> **Problem requirements**
Quote every line of the material beneath this one.

> **Recorded information**
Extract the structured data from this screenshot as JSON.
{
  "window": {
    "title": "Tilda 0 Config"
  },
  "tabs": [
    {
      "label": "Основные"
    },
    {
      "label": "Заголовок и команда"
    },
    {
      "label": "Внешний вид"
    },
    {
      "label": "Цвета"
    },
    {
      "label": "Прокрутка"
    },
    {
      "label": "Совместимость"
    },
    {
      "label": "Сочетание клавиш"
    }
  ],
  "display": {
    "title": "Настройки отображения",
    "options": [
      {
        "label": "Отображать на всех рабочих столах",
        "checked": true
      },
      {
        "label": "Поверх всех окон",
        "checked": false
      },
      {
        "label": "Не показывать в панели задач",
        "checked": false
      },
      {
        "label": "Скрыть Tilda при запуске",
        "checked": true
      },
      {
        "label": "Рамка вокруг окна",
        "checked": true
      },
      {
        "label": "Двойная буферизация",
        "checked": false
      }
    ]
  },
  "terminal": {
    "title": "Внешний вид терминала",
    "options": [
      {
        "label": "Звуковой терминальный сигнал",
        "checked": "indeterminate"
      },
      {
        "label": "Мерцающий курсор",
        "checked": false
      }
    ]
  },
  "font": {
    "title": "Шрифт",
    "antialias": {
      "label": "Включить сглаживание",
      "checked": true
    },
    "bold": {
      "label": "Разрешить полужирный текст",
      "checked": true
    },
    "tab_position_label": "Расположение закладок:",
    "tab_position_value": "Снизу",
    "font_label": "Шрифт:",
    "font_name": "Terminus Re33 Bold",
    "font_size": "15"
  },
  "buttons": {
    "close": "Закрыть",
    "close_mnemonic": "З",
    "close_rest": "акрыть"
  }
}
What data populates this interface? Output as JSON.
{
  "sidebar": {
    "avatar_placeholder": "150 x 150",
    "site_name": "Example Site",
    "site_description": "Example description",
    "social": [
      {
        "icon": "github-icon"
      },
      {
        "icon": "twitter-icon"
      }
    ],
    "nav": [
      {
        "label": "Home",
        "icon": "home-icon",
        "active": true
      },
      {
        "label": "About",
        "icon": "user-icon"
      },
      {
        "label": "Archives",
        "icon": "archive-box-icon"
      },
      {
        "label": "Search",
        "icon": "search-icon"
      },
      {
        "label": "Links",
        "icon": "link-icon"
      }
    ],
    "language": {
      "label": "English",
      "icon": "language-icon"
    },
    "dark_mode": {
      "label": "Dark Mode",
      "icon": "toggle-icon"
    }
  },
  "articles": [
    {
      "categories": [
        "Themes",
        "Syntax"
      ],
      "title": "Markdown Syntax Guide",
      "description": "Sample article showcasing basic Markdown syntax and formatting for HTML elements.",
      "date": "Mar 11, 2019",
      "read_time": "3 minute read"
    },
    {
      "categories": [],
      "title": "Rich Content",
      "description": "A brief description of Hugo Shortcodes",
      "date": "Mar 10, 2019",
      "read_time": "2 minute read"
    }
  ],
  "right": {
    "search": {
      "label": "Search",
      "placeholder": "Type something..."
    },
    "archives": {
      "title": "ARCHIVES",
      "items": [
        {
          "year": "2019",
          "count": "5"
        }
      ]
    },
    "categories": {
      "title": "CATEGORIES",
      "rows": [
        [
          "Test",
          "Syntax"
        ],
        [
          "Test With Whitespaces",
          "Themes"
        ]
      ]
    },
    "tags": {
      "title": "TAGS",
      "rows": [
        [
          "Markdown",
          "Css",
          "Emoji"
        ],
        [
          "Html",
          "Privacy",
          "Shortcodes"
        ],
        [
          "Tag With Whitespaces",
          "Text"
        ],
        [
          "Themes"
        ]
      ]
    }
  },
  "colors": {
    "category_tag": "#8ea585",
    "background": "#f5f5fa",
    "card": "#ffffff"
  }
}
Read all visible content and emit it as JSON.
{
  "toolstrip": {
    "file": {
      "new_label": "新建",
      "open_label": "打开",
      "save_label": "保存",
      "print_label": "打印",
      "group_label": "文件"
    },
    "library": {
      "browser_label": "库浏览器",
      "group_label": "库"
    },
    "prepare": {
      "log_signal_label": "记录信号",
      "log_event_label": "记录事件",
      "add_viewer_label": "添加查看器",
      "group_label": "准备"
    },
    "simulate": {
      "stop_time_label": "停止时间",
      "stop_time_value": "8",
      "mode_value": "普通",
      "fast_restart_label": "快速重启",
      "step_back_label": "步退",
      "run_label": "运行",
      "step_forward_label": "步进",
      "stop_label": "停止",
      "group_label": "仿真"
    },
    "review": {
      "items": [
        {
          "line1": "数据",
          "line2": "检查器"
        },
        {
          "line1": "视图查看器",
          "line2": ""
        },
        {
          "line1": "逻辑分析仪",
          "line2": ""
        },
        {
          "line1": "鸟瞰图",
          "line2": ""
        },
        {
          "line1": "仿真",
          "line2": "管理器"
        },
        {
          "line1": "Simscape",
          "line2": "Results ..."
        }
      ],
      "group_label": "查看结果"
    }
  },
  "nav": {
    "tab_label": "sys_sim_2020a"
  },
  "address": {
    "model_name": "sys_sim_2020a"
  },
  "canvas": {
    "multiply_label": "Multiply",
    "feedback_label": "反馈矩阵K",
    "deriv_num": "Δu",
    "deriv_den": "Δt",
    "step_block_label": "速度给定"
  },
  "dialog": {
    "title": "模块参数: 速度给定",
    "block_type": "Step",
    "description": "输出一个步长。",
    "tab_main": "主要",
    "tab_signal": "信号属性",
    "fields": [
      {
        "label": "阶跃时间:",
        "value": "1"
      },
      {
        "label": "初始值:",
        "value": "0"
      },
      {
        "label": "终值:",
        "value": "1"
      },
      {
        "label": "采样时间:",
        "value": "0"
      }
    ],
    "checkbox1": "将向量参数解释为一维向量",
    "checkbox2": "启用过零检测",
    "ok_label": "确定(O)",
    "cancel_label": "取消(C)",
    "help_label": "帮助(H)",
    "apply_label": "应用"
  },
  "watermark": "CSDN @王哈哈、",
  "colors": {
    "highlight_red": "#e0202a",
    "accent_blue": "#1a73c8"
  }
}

> **Output for this exercise**
Extract the structured data from this screenshot as JSON.
{
  "window": {
    "title": "Tilda 0 Config"
  },
  "tabs": [
    {
      "label": "Основные"
    },
    {
      "label": "Заголовок и команда"
    },
    {
      "label": "Внешний вид"
    },
    {
      "label": "Цвета"
    },
    {
      "label": "Прокрутка"
    },
    {
      "label": "Совместимость"
    },
    {
      "label": "Сочетание клавиш"
    }
  ],
  "display": {
    "title": "Настройки отображения",
    "options": [
      {
        "label": "Отображать на всех рабочих столах",
        "checked": true
      },
      {
        "label": "Поверх всех окон",
        "checked": false
      },
      {
        "label": "Не показывать в панели задач",
        "checked": false
      },
      {
        "label": "Скрыть Tilda при запуске",
        "checked": true
      },
      {
        "label": "Рамка вокруг окна",
        "checked": true
      },
      {
        "label": "Двойная буферизация",
        "checked": false
      }
    ]
  },
  "terminal": {
    "title": "Внешний вид терминала",
    "options": [
      {
        "label": "Звуковой терминальный сигнал",
        "checked": "indeterminate"
      },
      {
        "label": "Мерцающий курсор",
        "checked": false
      }
    ]
  },
  "font": {
    "title": "Шрифт",
    "antialias": {
      "label": "Включить сглаживание",
      "checked": true
    },
    "bold": {
      "label": "Разрешить полужирный текст",
      "checked": true
    },
    "tab_position_label": "Расположение закладок:",
    "tab_position_value": "Снизу",
    "font_label": "Шрифт:",
    "font_name": "Terminus Re33 Bold",
    "font_size": "15"
  },
  "buttons": {
    "close": "Закрыть",
    "close_mnemonic": "З",
    "close_rest": "акрыть"
  }
}
What data populates this interface? Output as JSON.
{
  "sidebar": {
    "avatar_placeholder": "150 x 150",
    "site_name": "Example Site",
    "site_description": "Example description",
    "social": [
      {
        "icon": "github-icon"
      },
      {
        "icon": "twitter-icon"
      }
    ],
    "nav": [
      {
        "label": "Home",
        "icon": "home-icon",
        "active": true
      },
      {
        "label": "About",
        "icon": "user-icon"
      },
      {
        "label": "Archives",
        "icon": "archive-box-icon"
      },
      {
        "label": "Search",
        "icon": "search-icon"
      },
      {
        "label": "Links",
        "icon": "link-icon"
      }
    ],
    "language": {
      "label": "English",
      "icon": "language-icon"
    },
    "dark_mode": {
      "label": "Dark Mode",
      "icon": "toggle-icon"
    }
  },
  "articles": [
    {
      "categories": [
        "Themes",
        "Syntax"
      ],
      "title": "Markdown Syntax Guide",
      "description": "Sample article showcasing basic Markdown syntax and formatting for HTML elements.",
      "date": "Mar 11, 2019",
      "read_time": "3 minute read"
    },
    {
      "categories": [],
      "title": "Rich Content",
      "description": "A brief description of Hugo Shortcodes",
      "date": "Mar 10, 2019",
      "read_time": "2 minute read"
    }
  ],
  "right": {
    "search": {
      "label": "Search",
      "placeholder": "Type something..."
    },
    "archives": {
      "title": "ARCHIVES",
      "items": [
        {
          "year": "2019",
          "count": "5"
        }
      ]
    },
    "categories": {
      "title": "CATEGORIES",
      "rows": [
        [
          "Test",
          "Syntax"
        ],
        [
          "Test With Whitespaces",
          "Themes"
        ]
      ]
    },
    "tags": {
      "title": "TAGS",
      "rows": [
        [
          "Markdown",
          "Css",
          "Emoji"
        ],
        [
          "Html",
          "Privacy",
          "Shortcodes"
        ],
        [
          "Tag With Whitespaces",
          "Text"
        ],
        [
          "Themes"
        ]
      ]
    }
  },
  "colors": {
    "category_tag": "#8ea585",
    "background": "#f5f5fa",
    "card": "#ffffff"
  }
}
Read all visible content and emit it as JSON.
{
  "toolstrip": {
    "file": {
      "new_label": "新建",
      "open_label": "打开",
      "save_label": "保存",
      "print_label": "打印",
      "group_label": "文件"
    },
    "library": {
      "browser_label": "库浏览器",
      "group_label": "库"
    },
    "prepare": {
      "log_signal_label": "记录信号",
      "log_event_label": "记录事件",
      "add_viewer_label": "添加查看器",
      "group_label": "准备"
    },
    "simulate": {
      "stop_time_label": "停止时间",
      "stop_time_value": "8",
      "mode_value": "普通",
      "fast_restart_label": "快速重启",
      "step_back_label": "步退",
      "run_label": "运行",
      "step_forward_label": "步进",
      "stop_label": "停止",
      "group_label": "仿真"
    },
    "review": {
      "items": [
        {
          "line1": "数据",
          "line2": "检查器"
        },
        {
          "line1": "视图查看器",
          "line2": ""
        },
        {
          "line1": "逻辑分析仪",
          "line2": ""
        },
        {
          "line1": "鸟瞰图",
          "line2": ""
        },
        {
          "line1": "仿真",
          "line2": "管理器"
        },
        {
          "line1": "Simscape",
          "line2": "Results ..."
        }
      ],
      "group_label": "查看结果"
    }
  },
  "nav": {
    "tab_label": "sys_sim_2020a"
  },
  "address": {
    "model_name": "sys_sim_2020a"
  },
  "canvas": {
    "multiply_label": "Multiply",
    "feedback_label": "反馈矩阵K",
    "deriv_num": "Δu",
    "deriv_den": "Δt",
    "step_block_label": "速度给定"
  },
  "dialog": {
    "title": "模块参数: 速度给定",
    "block_type": "Step",
    "description": "输出一个步长。",
    "tab_main": "主要",
    "tab_signal": "信号属性",
    "fields": [
      {
        "label": "阶跃时间:",
        "value": "1"
      },
      {
        "label": "初始值:",
        "value": "0"
      },
      {
        "label": "终值:",
        "value": "1"
      },
      {
        "label": "采样时间:",
        "value": "0"
      }
    ],
    "checkbox1": "将向量参数解释为一维向量",
    "checkbox2": "启用过零检测",
    "ok_label": "确定(O)",
    "cancel_label": "取消(C)",
    "help_label": "帮助(H)",
    "apply_label": "应用"
  },
  "watermark": "CSDN @王哈哈、",
  "colors": {
    "highlight_red": "#e0202a",
    "accent_blue": "#1a73c8"
  }
}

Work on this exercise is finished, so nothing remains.